**DIRECTIONS FOR THIS TASK**
Among the entries below, count the lines that contain the word "organisme". Write down only the total.

**PROVIDED DATA**
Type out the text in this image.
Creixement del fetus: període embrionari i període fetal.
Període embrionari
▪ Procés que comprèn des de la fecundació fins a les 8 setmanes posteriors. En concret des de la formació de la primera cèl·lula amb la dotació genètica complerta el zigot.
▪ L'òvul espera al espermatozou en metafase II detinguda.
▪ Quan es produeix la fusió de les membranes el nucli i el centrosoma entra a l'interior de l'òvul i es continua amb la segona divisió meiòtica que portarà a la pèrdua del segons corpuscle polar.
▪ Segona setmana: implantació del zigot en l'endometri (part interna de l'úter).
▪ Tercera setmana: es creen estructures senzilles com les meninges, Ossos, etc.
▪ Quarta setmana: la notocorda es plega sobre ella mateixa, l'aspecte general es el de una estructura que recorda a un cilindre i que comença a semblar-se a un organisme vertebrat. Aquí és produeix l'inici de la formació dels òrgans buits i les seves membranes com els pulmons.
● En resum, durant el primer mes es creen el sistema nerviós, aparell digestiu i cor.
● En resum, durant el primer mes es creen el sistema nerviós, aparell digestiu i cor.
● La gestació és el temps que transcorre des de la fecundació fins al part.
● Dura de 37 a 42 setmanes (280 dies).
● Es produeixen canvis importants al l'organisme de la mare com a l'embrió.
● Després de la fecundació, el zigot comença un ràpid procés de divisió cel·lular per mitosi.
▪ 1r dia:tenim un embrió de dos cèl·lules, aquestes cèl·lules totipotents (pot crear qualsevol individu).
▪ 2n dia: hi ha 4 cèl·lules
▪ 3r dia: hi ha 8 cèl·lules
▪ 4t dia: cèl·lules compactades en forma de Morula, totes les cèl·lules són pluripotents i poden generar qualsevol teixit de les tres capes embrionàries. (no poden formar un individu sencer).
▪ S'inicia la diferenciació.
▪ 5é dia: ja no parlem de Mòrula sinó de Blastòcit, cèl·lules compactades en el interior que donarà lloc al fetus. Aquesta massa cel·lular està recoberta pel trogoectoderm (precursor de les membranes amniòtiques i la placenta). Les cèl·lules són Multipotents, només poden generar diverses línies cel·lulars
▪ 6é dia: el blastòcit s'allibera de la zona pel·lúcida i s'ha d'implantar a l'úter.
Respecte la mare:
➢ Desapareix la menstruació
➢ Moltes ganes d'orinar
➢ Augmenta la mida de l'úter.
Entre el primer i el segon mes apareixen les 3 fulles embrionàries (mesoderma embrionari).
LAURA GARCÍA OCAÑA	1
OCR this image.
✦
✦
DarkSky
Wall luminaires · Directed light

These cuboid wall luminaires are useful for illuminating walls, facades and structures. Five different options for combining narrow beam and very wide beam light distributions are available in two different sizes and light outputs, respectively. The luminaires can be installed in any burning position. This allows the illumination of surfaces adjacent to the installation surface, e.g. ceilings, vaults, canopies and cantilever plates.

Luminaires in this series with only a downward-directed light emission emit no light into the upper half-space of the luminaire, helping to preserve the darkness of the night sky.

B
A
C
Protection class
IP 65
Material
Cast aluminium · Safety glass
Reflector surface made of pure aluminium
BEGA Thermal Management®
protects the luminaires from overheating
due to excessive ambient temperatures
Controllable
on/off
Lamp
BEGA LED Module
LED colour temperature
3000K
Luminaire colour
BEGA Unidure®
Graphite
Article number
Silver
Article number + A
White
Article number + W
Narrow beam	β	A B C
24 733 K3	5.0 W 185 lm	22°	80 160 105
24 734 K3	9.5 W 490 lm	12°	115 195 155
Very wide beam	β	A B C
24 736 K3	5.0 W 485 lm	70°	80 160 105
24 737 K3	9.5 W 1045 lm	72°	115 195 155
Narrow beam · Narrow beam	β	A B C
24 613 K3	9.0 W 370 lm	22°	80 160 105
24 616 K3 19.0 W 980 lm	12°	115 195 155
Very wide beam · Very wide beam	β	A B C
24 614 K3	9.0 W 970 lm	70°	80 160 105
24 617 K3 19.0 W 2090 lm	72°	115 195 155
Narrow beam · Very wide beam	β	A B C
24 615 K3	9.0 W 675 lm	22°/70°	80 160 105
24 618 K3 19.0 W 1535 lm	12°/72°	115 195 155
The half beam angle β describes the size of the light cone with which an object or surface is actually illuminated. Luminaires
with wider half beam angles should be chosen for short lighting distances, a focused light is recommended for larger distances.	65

**ANSWER IN FULL**
2